▸ Task statement
Copy each entry as it stands, leaving nothing out.

....

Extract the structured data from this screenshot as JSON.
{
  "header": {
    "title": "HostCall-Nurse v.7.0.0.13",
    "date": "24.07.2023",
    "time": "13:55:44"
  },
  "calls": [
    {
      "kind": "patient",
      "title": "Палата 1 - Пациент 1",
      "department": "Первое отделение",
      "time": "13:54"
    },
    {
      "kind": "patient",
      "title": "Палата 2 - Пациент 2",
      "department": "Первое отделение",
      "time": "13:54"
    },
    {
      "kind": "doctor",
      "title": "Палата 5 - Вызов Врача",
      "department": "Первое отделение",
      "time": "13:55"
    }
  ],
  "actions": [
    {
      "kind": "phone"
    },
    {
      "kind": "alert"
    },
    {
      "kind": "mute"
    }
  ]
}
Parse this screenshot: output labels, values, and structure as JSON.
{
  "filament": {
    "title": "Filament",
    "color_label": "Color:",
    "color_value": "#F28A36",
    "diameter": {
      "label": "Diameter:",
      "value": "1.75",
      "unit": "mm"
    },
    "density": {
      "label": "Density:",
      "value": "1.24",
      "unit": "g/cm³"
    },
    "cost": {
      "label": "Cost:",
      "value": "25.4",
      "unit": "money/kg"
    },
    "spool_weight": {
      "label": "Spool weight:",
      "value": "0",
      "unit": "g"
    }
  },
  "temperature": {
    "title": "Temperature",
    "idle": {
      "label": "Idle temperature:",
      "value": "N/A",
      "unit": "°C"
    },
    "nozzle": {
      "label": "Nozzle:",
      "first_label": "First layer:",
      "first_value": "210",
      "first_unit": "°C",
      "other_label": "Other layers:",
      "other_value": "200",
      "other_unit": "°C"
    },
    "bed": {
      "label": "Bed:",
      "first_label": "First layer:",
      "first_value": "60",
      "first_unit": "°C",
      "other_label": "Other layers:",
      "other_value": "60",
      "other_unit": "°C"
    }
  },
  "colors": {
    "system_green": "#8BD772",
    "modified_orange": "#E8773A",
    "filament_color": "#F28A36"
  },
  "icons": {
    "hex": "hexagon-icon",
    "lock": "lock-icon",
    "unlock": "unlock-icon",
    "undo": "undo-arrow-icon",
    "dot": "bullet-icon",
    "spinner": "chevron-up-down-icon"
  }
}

....

▸ Completed exercise
Extract the structured data from this screenshot as JSON.
{
  "header": {
    "title": "HostCall-Nurse v.7.0.0.13",
    "date": "24.07.2023",
    "time": "13:55:44"
  },
  "calls": [
    {
      "kind": "patient",
      "title": "Палата 1 - Пациент 1",
      "department": "Первое отделение",
      "time": "13:54"
    },
    {
      "kind": "patient",
      "title": "Палата 2 - Пациент 2",
      "department": "Первое отделение",
      "time": "13:54"
    },
    {
      "kind": "doctor",
      "title": "Палата 5 - Вызов Врача",
      "department": "Первое отделение",
      "time": "13:55"
    }
  ],
  "actions": [
    {
      "kind": "phone"
    },
    {
      "kind": "alert"
    },
    {
      "kind": "mute"
    }
  ]
}
Parse this screenshot: output labels, values, and structure as JSON.
{
  "filament": {
    "title": "Filament",
    "color_label": "Color:",
    "color_value": "#F28A36",
    "diameter": {
      "label": "Diameter:",
      "value": "1.75",
      "unit": "mm"
    },
    "density": {
      "label": "Density:",
      "value": "1.24",
      "unit": "g/cm³"
    },
    "cost": {
      "label": "Cost:",
      "value": "25.4",
      "unit": "money/kg"
    },
    "spool_weight": {
      "label": "Spool weight:",
      "value": "0",
      "unit": "g"
    }
  },
  "temperature": {
    "title": "Temperature",
    "idle": {
      "label": "Idle temperature:",
      "value": "N/A",
      "unit": "°C"
    },
    "nozzle": {
      "label": "Nozzle:",
      "first_label": "First layer:",
      "first_value": "210",
      "first_unit": "°C",
      "other_label": "Other layers:",
      "other_value": "200",
      "other_unit": "°C"
    },
    "bed": {
      "label": "Bed:",
      "first_label": "First layer:",
      "first_value": "60",
      "first_unit": "°C",
      "other_label": "Other layers:",
      "other_value": "60",
      "other_unit": "°C"
    }
  },
  "colors": {
    "system_green": "#8BD772",
    "modified_orange": "#E8773A",
    "filament_color": "#F28A36"
  },
  "icons": {
    "hex": "hexagon-icon",
    "lock": "lock-icon",
    "unlock": "unlock-icon",
    "undo": "undo-arrow-icon",
    "dot": "bullet-icon",
    "spinner": "chevron-up-down-icon"
  }
}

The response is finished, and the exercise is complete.